Repeat every record below exactly as it appears.

"""

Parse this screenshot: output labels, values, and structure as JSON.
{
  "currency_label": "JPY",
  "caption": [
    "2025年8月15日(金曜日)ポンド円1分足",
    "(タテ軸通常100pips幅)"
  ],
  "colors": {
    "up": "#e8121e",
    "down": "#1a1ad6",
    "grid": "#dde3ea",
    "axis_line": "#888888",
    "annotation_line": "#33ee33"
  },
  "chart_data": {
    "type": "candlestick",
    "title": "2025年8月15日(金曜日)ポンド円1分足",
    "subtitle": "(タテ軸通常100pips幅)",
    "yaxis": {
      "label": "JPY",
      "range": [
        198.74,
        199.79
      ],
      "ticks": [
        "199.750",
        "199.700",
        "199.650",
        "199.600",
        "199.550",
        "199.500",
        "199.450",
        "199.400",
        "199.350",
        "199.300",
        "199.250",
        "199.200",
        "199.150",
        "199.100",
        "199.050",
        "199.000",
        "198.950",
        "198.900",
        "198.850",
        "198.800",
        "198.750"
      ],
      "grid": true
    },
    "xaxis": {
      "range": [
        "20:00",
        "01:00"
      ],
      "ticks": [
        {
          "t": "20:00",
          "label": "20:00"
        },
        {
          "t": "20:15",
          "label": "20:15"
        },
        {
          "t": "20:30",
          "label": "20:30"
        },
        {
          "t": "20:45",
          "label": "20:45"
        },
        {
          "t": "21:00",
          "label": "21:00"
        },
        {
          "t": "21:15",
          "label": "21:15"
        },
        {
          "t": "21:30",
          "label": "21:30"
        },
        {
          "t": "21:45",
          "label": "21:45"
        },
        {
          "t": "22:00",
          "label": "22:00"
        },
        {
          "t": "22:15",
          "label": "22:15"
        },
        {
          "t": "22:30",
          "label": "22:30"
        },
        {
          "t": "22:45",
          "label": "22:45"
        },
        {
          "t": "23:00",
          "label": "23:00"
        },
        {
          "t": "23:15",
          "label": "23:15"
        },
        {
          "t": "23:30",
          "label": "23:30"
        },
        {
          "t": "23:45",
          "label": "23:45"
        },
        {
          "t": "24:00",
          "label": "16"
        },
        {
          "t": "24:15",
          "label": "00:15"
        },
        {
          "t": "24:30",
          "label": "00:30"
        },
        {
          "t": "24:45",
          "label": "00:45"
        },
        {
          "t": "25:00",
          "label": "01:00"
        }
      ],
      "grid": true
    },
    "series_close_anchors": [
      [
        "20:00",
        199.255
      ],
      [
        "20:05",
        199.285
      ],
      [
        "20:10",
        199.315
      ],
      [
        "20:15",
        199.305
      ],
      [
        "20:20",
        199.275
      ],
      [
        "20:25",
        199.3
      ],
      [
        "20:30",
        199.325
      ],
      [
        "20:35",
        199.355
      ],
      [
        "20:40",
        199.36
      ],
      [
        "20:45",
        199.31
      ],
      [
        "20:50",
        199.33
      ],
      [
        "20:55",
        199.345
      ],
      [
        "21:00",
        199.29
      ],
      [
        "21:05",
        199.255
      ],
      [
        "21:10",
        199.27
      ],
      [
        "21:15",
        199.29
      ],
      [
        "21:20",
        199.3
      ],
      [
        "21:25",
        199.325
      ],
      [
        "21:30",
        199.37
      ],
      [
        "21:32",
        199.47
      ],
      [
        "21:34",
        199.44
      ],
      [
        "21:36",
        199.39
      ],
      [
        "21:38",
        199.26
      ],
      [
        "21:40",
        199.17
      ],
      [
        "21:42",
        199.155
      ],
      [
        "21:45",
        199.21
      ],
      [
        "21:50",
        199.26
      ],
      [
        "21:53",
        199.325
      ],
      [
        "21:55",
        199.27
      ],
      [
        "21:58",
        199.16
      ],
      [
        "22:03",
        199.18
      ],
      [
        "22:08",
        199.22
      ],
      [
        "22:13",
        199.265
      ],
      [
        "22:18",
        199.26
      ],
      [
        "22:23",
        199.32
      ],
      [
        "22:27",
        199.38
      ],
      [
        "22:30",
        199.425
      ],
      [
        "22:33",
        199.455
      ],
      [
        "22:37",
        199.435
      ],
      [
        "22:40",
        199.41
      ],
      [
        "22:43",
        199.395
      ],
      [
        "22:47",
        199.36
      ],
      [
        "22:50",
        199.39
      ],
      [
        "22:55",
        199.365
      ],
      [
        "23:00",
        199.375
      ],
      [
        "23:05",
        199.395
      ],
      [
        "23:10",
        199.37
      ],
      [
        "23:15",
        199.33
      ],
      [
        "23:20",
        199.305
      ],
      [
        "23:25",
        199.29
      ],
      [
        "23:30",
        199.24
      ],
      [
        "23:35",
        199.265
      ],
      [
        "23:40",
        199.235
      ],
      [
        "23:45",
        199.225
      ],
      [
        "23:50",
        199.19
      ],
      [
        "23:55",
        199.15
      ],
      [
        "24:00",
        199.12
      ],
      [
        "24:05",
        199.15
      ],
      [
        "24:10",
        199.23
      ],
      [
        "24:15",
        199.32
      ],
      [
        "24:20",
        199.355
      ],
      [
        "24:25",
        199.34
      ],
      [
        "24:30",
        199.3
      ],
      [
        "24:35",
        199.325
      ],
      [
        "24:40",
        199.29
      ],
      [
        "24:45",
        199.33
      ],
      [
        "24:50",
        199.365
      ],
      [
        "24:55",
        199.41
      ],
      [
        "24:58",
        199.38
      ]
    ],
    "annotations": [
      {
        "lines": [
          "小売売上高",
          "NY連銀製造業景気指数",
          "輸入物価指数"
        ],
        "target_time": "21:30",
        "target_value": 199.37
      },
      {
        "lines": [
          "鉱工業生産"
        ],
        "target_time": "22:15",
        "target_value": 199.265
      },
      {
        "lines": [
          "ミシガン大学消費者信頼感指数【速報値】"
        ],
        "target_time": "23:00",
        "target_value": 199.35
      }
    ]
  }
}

"""

The answer –
Parse this screenshot: output labels, values, and structure as JSON.
{
  "currency_label": "JPY",
  "caption": [
    "2025年8月15日(金曜日)ポンド円1分足",
    "(タテ軸通常100pips幅)"
  ],
  "colors": {
    "up": "#e8121e",
    "down": "#1a1ad6",
    "grid": "#dde3ea",
    "axis_line": "#888888",
    "annotation_line": "#33ee33"
  },
  "chart_data": {
    "type": "candlestick",
    "title": "2025年8月15日(金曜日)ポンド円1分足",
    "subtitle": "(タテ軸通常100pips幅)",
    "yaxis": {
      "label": "JPY",
      "range": [
        198.74,
        199.79
      ],
      "ticks": [
        "199.750",
        "199.700",
        "199.650",
        "199.600",
        "199.550",
        "199.500",
        "199.450",
        "199.400",
        "199.350",
        "199.300",
        "199.250",
        "199.200",
        "199.150",
        "199.100",
        "199.050",
        "199.000",
        "198.950",
        "198.900",
        "198.850",
        "198.800",
        "198.750"
      ],
      "grid": true
    },
    "xaxis": {
      "range": [
        "20:00",
        "01:00"
      ],
      "ticks": [
        {
          "t": "20:00",
          "label": "20:00"
        },
        {
          "t": "20:15",
          "label": "20:15"
        },
        {
          "t": "20:30",
          "label": "20:30"
        },
        {
          "t": "20:45",
          "label": "20:45"
        },
        {
          "t": "21:00",
          "label": "21:00"
        },
        {
          "t": "21:15",
          "label": "21:15"
        },
        {
          "t": "21:30",
          "label": "21:30"
        },
        {
          "t": "21:45",
          "label": "21:45"
        },
        {
          "t": "22:00",
          "label": "22:00"
        },
        {
          "t": "22:15",
          "label": "22:15"
        },
        {
          "t": "22:30",
          "label": "22:30"
        },
        {
          "t": "22:45",
          "label": "22:45"
        },
        {
          "t": "23:00",
          "label": "23:00"
        },
        {
          "t": "23:15",
          "label": "23:15"
        },
        {
          "t": "23:30",
          "label": "23:30"
        },
        {
          "t": "23:45",
          "label": "23:45"
        },
        {
          "t": "24:00",
          "label": "16"
        },
        {
          "t": "24:15",
          "label": "00:15"
        },
        {
          "t": "24:30",
          "label": "00:30"
        },
        {
          "t": "24:45",
          "label": "00:45"
        },
        {
          "t": "25:00",
          "label": "01:00"
        }
      ],
      "grid": true
    },
    "series_close_anchors": [
      [
        "20:00",
        199.255
      ],
      [
        "20:05",
        199.285
      ],
      [
        "20:10",
        199.315
      ],
      [
        "20:15",
        199.305
      ],
      [
        "20:20",
        199.275
      ],
      [
        "20:25",
        199.3
      ],
      [
        "20:30",
        199.325
      ],
      [
        "20:35",
        199.355
      ],
      [
        "20:40",
        199.36
      ],
      [
        "20:45",
        199.31
      ],
      [
        "20:50",
        199.33
      ],
      [
        "20:55",
        199.345
      ],
      [
        "21:00",
        199.29
      ],
      [
        "21:05",
        199.255
      ],
      [
        "21:10",
        199.27
      ],
      [
        "21:15",
        199.29
      ],
      [
        "21:20",
        199.3
      ],
      [
        "21:25",
        199.325
      ],
      [
        "21:30",
        199.37
      ],
      [
        "21:32",
        199.47
      ],
      [
        "21:34",
        199.44
      ],
      [
        "21:36",
        199.39
      ],
      [
        "21:38",
        199.26
      ],
      [
        "21:40",
        199.17
      ],
      [
        "21:42",
        199.155
      ],
      [
        "21:45",
        199.21
      ],
      [
        "21:50",
        199.26
      ],
      [
        "21:53",
        199.325
      ],
      [
        "21:55",
        199.27
      ],
      [
        "21:58",
        199.16
      ],
      [
        "22:03",
        199.18
      ],
      [
        "22:08",
        199.22
      ],
      [
        "22:13",
        199.265
      ],
      [
        "22:18",
        199.26
      ],
      [
        "22:23",
        199.32
      ],
      [
        "22:27",
        199.38
      ],
      [
        "22:30",
        199.425
      ],
      [
        "22:33",
        199.455
      ],
      [
        "22:37",
        199.435
      ],
      [
        "22:40",
        199.41
      ],
      [
        "22:43",
        199.395
      ],
      [
        "22:47",
        199.36
      ],
      [
        "22:50",
        199.39
      ],
      [
        "22:55",
        199.365
      ],
      [
        "23:00",
        199.375
      ],
      [
        "23:05",
        199.395
      ],
      [
        "23:10",
        199.37
      ],
      [
        "23:15",
        199.33
      ],
      [
        "23:20",
        199.305
      ],
      [
        "23:25",
        199.29
      ],
      [
        "23:30",
        199.24
      ],
      [
        "23:35",
        199.265
      ],
      [
        "23:40",
        199.235
      ],
      [
        "23:45",
        199.225
      ],
      [
        "23:50",
        199.19
      ],
      [
        "23:55",
        199.15
      ],
      [
        "24:00",
        199.12
      ],
      [
        "24:05",
        199.15
      ],
      [
        "24:10",
        199.23
      ],
      [
        "24:15",
        199.32
      ],
      [
        "24:20",
        199.355
      ],
      [
        "24:25",
        199.34
      ],
      [
        "24:30",
        199.3
      ],
      [
        "24:35",
        199.325
      ],
      [
        "24:40",
        199.29
      ],
      [
        "24:45",
        199.33
      ],
      [
        "24:50",
        199.365
      ],
      [
        "24:55",
        199.41
      ],
      [
        "24:58",
        199.38
      ]
    ],
    "annotations": [
      {
        "lines": [
          "小売売上高",
          "NY連銀製造業景気指数",
          "輸入物価指数"
        ],
        "target_time": "21:30",
        "target_value": 199.37
      },
      {
        "lines": [
          "鉱工業生産"
        ],
        "target_time": "22:15",
        "target_value": 199.265
      },
      {
        "lines": [
          "ミシガン大学消費者信頼感指数【速報値】"
        ],
        "target_time": "23:00",
        "target_value": 199.35
      }
    ]
  }
}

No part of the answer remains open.